▸ **What you need to do**
The records should be written out in full, with nothing altered.

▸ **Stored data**
◇ ◇ ◇ ◇ ◇

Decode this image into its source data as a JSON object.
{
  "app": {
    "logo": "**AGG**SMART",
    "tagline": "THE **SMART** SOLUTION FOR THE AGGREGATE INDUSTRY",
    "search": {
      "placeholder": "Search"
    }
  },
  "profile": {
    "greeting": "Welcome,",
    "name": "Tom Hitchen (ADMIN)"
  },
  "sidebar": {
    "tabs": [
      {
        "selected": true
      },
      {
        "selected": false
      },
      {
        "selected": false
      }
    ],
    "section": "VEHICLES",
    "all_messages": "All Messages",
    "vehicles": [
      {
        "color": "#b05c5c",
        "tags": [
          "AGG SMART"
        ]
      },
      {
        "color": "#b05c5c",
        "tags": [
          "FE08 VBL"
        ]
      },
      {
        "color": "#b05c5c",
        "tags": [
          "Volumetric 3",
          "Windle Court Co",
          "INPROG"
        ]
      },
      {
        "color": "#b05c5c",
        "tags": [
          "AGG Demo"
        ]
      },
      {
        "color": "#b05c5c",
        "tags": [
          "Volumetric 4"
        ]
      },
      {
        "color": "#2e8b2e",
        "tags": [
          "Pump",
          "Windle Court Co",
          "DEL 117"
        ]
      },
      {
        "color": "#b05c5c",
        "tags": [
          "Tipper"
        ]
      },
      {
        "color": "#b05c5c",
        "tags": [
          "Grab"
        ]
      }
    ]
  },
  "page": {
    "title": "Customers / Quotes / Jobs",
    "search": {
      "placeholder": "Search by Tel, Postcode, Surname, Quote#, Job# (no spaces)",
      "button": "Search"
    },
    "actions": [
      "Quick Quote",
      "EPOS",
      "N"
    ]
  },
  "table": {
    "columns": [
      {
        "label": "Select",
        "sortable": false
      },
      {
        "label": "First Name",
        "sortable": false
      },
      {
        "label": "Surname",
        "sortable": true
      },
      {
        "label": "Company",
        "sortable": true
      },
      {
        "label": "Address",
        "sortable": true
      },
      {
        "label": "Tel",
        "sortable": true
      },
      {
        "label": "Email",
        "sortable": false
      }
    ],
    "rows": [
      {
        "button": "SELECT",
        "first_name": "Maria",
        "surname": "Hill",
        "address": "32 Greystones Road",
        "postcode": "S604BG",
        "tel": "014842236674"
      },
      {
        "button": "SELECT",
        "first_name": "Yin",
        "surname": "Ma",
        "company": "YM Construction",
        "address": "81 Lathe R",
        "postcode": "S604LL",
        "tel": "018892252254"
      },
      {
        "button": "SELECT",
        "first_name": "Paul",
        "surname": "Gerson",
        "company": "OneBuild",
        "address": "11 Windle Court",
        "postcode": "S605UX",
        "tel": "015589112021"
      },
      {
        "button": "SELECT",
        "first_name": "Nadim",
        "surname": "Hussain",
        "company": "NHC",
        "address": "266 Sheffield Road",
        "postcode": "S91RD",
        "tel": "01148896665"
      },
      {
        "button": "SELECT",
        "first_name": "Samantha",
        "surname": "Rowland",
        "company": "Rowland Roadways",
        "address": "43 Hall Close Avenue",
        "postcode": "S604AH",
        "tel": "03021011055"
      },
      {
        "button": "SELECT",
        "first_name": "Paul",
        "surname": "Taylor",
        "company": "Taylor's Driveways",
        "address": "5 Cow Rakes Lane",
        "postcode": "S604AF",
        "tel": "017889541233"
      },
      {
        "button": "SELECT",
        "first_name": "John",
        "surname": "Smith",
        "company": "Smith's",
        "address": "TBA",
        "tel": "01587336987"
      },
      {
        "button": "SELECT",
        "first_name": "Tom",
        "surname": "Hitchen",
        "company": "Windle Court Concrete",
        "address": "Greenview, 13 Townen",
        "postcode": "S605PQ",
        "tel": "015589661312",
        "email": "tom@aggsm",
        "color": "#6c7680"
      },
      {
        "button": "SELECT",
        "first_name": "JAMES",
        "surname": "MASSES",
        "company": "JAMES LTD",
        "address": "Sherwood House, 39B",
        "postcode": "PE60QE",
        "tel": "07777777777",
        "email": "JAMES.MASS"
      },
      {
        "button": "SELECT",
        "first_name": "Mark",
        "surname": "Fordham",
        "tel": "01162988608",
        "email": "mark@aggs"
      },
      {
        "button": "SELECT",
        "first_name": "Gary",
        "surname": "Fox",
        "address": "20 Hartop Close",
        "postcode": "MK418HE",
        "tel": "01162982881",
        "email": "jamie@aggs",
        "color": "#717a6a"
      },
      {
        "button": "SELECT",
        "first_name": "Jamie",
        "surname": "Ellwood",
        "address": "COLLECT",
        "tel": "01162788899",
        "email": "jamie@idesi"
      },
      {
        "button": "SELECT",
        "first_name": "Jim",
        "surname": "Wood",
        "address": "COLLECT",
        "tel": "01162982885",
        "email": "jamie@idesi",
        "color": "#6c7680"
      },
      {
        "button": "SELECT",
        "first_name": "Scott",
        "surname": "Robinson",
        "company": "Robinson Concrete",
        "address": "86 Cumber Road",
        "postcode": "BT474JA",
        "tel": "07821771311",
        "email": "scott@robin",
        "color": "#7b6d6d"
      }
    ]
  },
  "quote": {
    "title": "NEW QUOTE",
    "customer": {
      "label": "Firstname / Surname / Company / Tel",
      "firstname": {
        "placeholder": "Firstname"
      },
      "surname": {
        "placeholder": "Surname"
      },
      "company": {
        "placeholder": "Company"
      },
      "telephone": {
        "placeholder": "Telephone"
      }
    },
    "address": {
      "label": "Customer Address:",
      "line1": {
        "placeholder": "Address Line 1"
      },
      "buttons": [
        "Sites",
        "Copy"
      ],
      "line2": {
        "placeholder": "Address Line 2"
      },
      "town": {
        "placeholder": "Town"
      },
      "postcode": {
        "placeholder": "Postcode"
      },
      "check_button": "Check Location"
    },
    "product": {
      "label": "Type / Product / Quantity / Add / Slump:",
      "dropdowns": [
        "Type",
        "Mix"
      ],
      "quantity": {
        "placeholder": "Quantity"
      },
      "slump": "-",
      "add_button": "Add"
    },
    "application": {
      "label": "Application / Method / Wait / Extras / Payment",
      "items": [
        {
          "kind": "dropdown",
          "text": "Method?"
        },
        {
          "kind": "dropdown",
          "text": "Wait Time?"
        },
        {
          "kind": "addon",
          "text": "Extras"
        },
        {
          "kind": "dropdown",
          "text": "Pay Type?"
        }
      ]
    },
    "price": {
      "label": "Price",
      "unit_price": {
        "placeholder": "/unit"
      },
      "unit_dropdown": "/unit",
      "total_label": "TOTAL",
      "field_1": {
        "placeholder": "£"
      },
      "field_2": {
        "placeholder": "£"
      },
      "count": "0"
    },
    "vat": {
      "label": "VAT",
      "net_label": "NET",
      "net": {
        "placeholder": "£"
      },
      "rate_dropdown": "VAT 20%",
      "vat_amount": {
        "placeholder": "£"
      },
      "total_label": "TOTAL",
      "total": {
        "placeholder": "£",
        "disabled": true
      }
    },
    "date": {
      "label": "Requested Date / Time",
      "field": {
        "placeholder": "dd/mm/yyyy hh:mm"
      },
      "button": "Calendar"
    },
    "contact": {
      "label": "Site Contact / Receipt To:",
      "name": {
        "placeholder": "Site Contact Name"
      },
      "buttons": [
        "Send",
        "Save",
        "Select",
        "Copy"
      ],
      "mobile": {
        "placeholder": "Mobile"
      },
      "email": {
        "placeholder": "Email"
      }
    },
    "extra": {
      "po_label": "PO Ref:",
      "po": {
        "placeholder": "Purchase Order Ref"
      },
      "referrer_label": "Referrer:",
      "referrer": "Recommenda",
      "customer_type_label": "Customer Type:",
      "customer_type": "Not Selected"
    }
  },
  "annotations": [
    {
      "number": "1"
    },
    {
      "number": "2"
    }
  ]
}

◇ ◇ ◇ ◇ ◇

▸ **Written solution**
Decode this image into its source data as a JSON object.
{
  "app": {
    "logo": "**AGG**SMART",
    "tagline": "THE **SMART** SOLUTION FOR THE AGGREGATE INDUSTRY",
    "search": {
      "placeholder": "Search"
    }
  },
  "profile": {
    "greeting": "Welcome,",
    "name": "Tom Hitchen (ADMIN)"
  },
  "sidebar": {
    "tabs": [
      {
        "selected": true
      },
      {
        "selected": false
      },
      {
        "selected": false
      }
    ],
    "section": "VEHICLES",
    "all_messages": "All Messages",
    "vehicles": [
      {
        "color": "#b05c5c",
        "tags": [
          "AGG SMART"
        ]
      },
      {
        "color": "#b05c5c",
        "tags": [
          "FE08 VBL"
        ]
      },
      {
        "color": "#b05c5c",
        "tags": [
          "Volumetric 3",
          "Windle Court Co",
          "INPROG"
        ]
      },
      {
        "color": "#b05c5c",
        "tags": [
          "AGG Demo"
        ]
      },
      {
        "color": "#b05c5c",
        "tags": [
          "Volumetric 4"
        ]
      },
      {
        "color": "#2e8b2e",
        "tags": [
          "Pump",
          "Windle Court Co",
          "DEL 117"
        ]
      },
      {
        "color": "#b05c5c",
        "tags": [
          "Tipper"
        ]
      },
      {
        "color": "#b05c5c",
        "tags": [
          "Grab"
        ]
      }
    ]
  },
  "page": {
    "title": "Customers / Quotes / Jobs",
    "search": {
      "placeholder": "Search by Tel, Postcode, Surname, Quote#, Job# (no spaces)",
      "button": "Search"
    },
    "actions": [
      "Quick Quote",
      "EPOS",
      "N"
    ]
  },
  "table": {
    "columns": [
      {
        "label": "Select",
        "sortable": false
      },
      {
        "label": "First Name",
        "sortable": false
      },
      {
        "label": "Surname",
        "sortable": true
      },
      {
        "label": "Company",
        "sortable": true
      },
      {
        "label": "Address",
        "sortable": true
      },
      {
        "label": "Tel",
        "sortable": true
      },
      {
        "label": "Email",
        "sortable": false
      }
    ],
    "rows": [
      {
        "button": "SELECT",
        "first_name": "Maria",
        "surname": "Hill",
        "address": "32 Greystones Road",
        "postcode": "S604BG",
        "tel": "014842236674"
      },
      {
        "button": "SELECT",
        "first_name": "Yin",
        "surname": "Ma",
        "company": "YM Construction",
        "address": "81 Lathe R",
        "postcode": "S604LL",
        "tel": "018892252254"
      },
      {
        "button": "SELECT",
        "first_name": "Paul",
        "surname": "Gerson",
        "company": "OneBuild",
        "address": "11 Windle Court",
        "postcode": "S605UX",
        "tel": "015589112021"
      },
      {
        "button": "SELECT",
        "first_name": "Nadim",
        "surname": "Hussain",
        "company": "NHC",
        "address": "266 Sheffield Road",
        "postcode": "S91RD",
        "tel": "01148896665"
      },
      {
        "button": "SELECT",
        "first_name": "Samantha",
        "surname": "Rowland",
        "company": "Rowland Roadways",
        "address": "43 Hall Close Avenue",
        "postcode": "S604AH",
        "tel": "03021011055"
      },
      {
        "button": "SELECT",
        "first_name": "Paul",
        "surname": "Taylor",
        "company": "Taylor's Driveways",
        "address": "5 Cow Rakes Lane",
        "postcode": "S604AF",
        "tel": "017889541233"
      },
      {
        "button": "SELECT",
        "first_name": "John",
        "surname": "Smith",
        "company": "Smith's",
        "address": "TBA",
        "tel": "01587336987"
      },
      {
        "button": "SELECT",
        "first_name": "Tom",
        "surname": "Hitchen",
        "company": "Windle Court Concrete",
        "address": "Greenview, 13 Townen",
        "postcode": "S605PQ",
        "tel": "015589661312",
        "email": "tom@aggsm",
        "color": "#6c7680"
      },
      {
        "button": "SELECT",
        "first_name": "JAMES",
        "surname": "MASSES",
        "company": "JAMES LTD",
        "address": "Sherwood House, 39B",
        "postcode": "PE60QE",
        "tel": "07777777777",
        "email": "JAMES.MASS"
      },
      {
        "button": "SELECT",
        "first_name": "Mark",
        "surname": "Fordham",
        "tel": "01162988608",
        "email": "mark@aggs"
      },
      {
        "button": "SELECT",
        "first_name": "Gary",
        "surname": "Fox",
        "address": "20 Hartop Close",
        "postcode": "MK418HE",
        "tel": "01162982881",
        "email": "jamie@aggs",
        "color": "#717a6a"
      },
      {
        "button": "SELECT",
        "first_name": "Jamie",
        "surname": "Ellwood",
        "address": "COLLECT",
        "tel": "01162788899",
        "email": "jamie@idesi"
      },
      {
        "button": "SELECT",
        "first_name": "Jim",
        "surname": "Wood",
        "address": "COLLECT",
        "tel": "01162982885",
        "email": "jamie@idesi",
        "color": "#6c7680"
      },
      {
        "button": "SELECT",
        "first_name": "Scott",
        "surname": "Robinson",
        "company": "Robinson Concrete",
        "address": "86 Cumber Road",
        "postcode": "BT474JA",
        "tel": "07821771311",
        "email": "scott@robin",
        "color": "#7b6d6d"
      }
    ]
  },
  "quote": {
    "title": "NEW QUOTE",
    "customer": {
      "label": "Firstname / Surname / Company / Tel",
      "firstname": {
        "placeholder": "Firstname"
      },
      "surname": {
        "placeholder": "Surname"
      },
      "company": {
        "placeholder": "Company"
      },
      "telephone": {
        "placeholder": "Telephone"
      }
    },
    "address": {
      "label": "Customer Address:",
      "line1": {
        "placeholder": "Address Line 1"
      },
      "buttons": [
        "Sites",
        "Copy"
      ],
      "line2": {
        "placeholder": "Address Line 2"
      },
      "town": {
        "placeholder": "Town"
      },
      "postcode": {
        "placeholder": "Postcode"
      },
      "check_button": "Check Location"
    },
    "product": {
      "label": "Type / Product / Quantity / Add / Slump:",
      "dropdowns": [
        "Type",
        "Mix"
      ],
      "quantity": {
        "placeholder": "Quantity"
      },
      "slump": "-",
      "add_button": "Add"
    },
    "application": {
      "label": "Application / Method / Wait / Extras / Payment",
      "items": [
        {
          "kind": "dropdown",
          "text": "Method?"
        },
        {
          "kind": "dropdown",
          "text": "Wait Time?"
        },
        {
          "kind": "addon",
          "text": "Extras"
        },
        {
          "kind": "dropdown",
          "text": "Pay Type?"
        }
      ]
    },
    "price": {
      "label": "Price",
      "unit_price": {
        "placeholder": "/unit"
      },
      "unit_dropdown": "/unit",
      "total_label": "TOTAL",
      "field_1": {
        "placeholder": "£"
      },
      "field_2": {
        "placeholder": "£"
      },
      "count": "0"
    },
    "vat": {
      "label": "VAT",
      "net_label": "NET",
      "net": {
        "placeholder": "£"
      },
      "rate_dropdown": "VAT 20%",
      "vat_amount": {
        "placeholder": "£"
      },
      "total_label": "TOTAL",
      "total": {
        "placeholder": "£",
        "disabled": true
      }
    },
    "date": {
      "label": "Requested Date / Time",
      "field": {
        "placeholder": "dd/mm/yyyy hh:mm"
      },
      "button": "Calendar"
    },
    "contact": {
      "label": "Site Contact / Receipt To:",
      "name": {
        "placeholder": "Site Contact Name"
      },
      "buttons": [
        "Send",
        "Save",
        "Select",
        "Copy"
      ],
      "mobile": {
        "placeholder": "Mobile"
      },
      "email": {
        "placeholder": "Email"
      }
    },
    "extra": {
      "po_label": "PO Ref:",
      "po": {
        "placeholder": "Purchase Order Ref"
      },
      "referrer_label": "Referrer:",
      "referrer": "Recommenda",
      "customer_type_label": "Customer Type:",
      "customer_type": "Not Selected"
    }
  },
  "annotations": [
    {
      "number": "1"
    },
    {
      "number": "2"
    }
  ]
}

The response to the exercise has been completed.